[Work item]
Using the records beneath, say how many lines contain the word "added", without comment.

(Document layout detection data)
____
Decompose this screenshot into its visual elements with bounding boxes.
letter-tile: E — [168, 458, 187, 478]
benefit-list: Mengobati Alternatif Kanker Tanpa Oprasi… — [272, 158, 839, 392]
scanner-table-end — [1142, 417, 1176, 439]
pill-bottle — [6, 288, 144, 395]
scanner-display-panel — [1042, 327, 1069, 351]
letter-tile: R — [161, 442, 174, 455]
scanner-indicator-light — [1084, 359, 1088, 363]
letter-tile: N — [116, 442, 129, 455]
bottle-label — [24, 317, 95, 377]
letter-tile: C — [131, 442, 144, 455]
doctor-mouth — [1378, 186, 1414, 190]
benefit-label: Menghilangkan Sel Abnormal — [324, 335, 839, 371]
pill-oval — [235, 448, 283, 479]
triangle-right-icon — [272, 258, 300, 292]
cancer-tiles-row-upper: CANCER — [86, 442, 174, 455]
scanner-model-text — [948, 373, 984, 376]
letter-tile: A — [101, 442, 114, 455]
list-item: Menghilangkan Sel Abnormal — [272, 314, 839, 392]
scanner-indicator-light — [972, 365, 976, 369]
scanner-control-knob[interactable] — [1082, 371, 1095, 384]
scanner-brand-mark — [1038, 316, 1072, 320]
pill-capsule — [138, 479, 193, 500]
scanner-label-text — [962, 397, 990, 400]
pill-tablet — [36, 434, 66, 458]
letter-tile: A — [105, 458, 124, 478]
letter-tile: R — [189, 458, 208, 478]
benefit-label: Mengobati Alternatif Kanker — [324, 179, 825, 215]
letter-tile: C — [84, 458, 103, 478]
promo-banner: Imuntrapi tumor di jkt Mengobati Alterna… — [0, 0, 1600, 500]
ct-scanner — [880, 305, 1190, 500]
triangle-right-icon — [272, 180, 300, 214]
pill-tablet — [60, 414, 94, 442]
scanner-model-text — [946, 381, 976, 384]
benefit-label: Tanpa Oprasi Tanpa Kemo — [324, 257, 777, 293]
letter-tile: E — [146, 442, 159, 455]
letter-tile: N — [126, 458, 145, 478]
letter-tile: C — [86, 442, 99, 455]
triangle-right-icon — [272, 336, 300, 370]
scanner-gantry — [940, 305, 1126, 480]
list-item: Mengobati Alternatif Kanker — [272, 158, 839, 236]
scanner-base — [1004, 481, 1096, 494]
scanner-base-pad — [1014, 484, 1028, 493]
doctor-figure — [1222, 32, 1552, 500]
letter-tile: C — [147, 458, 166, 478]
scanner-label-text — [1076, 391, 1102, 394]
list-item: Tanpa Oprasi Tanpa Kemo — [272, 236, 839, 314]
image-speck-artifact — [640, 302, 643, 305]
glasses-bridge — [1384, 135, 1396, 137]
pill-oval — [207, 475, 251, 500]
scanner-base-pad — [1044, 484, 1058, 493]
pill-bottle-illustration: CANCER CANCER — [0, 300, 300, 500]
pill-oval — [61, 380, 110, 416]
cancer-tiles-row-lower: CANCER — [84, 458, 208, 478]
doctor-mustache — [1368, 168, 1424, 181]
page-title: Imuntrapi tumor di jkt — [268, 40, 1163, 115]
____
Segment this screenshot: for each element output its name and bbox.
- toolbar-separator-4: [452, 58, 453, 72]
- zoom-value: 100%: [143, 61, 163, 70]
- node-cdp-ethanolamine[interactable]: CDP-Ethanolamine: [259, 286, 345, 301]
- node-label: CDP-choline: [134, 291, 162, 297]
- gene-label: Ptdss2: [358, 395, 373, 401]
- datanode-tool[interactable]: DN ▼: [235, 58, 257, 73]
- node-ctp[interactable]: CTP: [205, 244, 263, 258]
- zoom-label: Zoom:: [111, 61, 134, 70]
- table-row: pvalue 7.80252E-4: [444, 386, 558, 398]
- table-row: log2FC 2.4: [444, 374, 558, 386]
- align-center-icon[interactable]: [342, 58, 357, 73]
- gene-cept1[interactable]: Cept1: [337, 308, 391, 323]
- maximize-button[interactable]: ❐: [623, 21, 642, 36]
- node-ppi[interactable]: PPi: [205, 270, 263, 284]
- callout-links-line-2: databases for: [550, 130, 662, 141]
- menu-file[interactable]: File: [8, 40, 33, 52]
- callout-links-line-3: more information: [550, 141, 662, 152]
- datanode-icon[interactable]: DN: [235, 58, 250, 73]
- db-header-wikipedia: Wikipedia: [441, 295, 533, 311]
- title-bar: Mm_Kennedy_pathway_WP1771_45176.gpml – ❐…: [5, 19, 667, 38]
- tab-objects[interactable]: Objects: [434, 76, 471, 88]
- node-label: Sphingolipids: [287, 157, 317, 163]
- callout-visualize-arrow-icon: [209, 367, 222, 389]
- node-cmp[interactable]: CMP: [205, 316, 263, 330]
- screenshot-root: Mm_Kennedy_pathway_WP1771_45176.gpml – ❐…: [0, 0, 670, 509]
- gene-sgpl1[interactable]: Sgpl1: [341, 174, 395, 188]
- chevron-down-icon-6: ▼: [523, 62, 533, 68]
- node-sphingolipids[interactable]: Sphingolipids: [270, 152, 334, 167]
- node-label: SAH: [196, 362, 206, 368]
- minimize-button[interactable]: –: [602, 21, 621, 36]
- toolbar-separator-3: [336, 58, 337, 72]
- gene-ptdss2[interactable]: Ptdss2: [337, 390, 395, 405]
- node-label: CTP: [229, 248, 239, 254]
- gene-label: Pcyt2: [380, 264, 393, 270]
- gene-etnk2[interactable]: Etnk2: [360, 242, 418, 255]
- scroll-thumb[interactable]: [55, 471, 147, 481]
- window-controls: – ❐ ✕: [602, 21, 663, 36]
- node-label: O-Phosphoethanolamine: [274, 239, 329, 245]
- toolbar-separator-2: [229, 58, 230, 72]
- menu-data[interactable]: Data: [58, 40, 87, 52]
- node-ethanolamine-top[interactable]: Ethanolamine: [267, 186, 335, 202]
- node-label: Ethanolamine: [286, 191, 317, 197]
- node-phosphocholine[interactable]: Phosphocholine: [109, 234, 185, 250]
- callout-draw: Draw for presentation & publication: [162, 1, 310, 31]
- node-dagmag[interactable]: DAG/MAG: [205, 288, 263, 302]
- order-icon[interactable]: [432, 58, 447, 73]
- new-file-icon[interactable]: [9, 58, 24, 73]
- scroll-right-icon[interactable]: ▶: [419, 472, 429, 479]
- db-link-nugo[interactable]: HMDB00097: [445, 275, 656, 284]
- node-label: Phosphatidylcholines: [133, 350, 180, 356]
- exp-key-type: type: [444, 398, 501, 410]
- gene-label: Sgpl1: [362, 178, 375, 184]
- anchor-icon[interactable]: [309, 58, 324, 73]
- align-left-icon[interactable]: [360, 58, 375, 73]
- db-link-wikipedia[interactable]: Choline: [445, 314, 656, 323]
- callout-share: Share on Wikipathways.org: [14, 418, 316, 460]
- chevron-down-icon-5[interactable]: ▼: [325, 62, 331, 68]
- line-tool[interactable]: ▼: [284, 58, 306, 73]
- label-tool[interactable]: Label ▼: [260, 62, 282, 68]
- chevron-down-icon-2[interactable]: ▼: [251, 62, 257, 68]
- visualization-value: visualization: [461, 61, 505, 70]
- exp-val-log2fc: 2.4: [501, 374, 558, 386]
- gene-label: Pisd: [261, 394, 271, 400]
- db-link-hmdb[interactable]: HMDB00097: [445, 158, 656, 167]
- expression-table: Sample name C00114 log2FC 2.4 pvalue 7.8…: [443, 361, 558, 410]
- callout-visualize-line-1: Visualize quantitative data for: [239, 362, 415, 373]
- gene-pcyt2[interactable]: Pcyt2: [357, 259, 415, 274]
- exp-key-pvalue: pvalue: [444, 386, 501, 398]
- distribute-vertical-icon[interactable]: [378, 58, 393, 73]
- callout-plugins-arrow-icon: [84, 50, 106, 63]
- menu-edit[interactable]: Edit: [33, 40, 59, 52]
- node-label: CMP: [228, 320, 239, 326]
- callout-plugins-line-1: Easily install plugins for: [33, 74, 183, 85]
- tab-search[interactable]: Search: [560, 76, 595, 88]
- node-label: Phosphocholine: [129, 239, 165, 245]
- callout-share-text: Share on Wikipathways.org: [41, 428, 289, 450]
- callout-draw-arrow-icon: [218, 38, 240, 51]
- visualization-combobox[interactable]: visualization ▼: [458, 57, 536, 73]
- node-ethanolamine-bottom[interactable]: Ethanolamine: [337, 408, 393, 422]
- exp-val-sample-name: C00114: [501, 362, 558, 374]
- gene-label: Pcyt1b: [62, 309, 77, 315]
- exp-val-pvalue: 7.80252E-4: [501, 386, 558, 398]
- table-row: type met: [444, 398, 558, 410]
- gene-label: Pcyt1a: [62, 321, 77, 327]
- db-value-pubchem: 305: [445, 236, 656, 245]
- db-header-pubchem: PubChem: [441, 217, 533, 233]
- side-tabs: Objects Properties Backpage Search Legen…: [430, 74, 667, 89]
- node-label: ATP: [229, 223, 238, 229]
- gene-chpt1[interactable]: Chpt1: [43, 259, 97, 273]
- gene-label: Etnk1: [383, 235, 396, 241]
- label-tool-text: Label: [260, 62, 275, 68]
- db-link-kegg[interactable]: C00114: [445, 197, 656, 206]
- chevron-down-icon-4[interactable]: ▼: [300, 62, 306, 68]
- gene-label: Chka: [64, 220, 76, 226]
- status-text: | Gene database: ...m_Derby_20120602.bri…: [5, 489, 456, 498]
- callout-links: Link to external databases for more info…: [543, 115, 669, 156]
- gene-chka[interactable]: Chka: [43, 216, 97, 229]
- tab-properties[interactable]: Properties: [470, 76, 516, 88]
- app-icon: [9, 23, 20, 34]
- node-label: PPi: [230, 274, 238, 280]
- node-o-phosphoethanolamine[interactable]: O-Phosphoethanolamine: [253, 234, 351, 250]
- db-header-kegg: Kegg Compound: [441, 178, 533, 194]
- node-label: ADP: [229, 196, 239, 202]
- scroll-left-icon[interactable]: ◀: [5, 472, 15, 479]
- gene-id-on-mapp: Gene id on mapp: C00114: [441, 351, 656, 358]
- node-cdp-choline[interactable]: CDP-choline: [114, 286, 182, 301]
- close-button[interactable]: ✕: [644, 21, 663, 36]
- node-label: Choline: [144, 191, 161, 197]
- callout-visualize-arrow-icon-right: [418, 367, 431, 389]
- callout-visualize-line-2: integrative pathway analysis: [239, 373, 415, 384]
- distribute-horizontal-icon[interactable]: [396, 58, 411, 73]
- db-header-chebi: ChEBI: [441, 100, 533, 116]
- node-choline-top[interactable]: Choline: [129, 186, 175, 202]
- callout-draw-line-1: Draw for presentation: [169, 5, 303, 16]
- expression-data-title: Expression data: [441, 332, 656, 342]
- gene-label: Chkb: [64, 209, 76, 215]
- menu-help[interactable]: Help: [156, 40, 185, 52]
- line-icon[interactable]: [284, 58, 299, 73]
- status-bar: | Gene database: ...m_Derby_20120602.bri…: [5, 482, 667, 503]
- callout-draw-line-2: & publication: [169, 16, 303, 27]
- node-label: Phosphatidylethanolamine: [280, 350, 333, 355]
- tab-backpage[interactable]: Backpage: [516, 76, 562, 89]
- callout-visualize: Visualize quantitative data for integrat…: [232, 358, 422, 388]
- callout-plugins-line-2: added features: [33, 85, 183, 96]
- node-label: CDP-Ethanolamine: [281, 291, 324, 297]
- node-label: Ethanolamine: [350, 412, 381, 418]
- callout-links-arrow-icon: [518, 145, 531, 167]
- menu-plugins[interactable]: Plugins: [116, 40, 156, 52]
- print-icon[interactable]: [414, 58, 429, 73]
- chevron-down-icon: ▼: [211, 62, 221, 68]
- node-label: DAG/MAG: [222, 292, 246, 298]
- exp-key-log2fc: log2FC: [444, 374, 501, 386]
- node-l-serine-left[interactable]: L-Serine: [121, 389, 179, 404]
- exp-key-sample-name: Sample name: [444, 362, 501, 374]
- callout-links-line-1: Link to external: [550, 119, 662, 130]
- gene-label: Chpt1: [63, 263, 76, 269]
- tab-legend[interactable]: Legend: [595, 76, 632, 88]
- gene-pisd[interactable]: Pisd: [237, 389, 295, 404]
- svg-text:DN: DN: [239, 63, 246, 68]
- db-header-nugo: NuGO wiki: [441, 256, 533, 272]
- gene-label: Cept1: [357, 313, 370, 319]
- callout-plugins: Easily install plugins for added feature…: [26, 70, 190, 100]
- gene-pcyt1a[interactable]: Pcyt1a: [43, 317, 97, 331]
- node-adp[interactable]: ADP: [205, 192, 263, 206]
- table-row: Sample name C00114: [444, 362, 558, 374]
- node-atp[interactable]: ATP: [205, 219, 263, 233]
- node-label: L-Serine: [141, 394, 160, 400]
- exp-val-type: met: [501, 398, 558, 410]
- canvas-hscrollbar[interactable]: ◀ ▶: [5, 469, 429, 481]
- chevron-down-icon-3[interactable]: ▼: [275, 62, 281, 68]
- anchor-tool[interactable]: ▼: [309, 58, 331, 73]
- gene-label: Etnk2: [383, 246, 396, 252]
____
[Response box]
2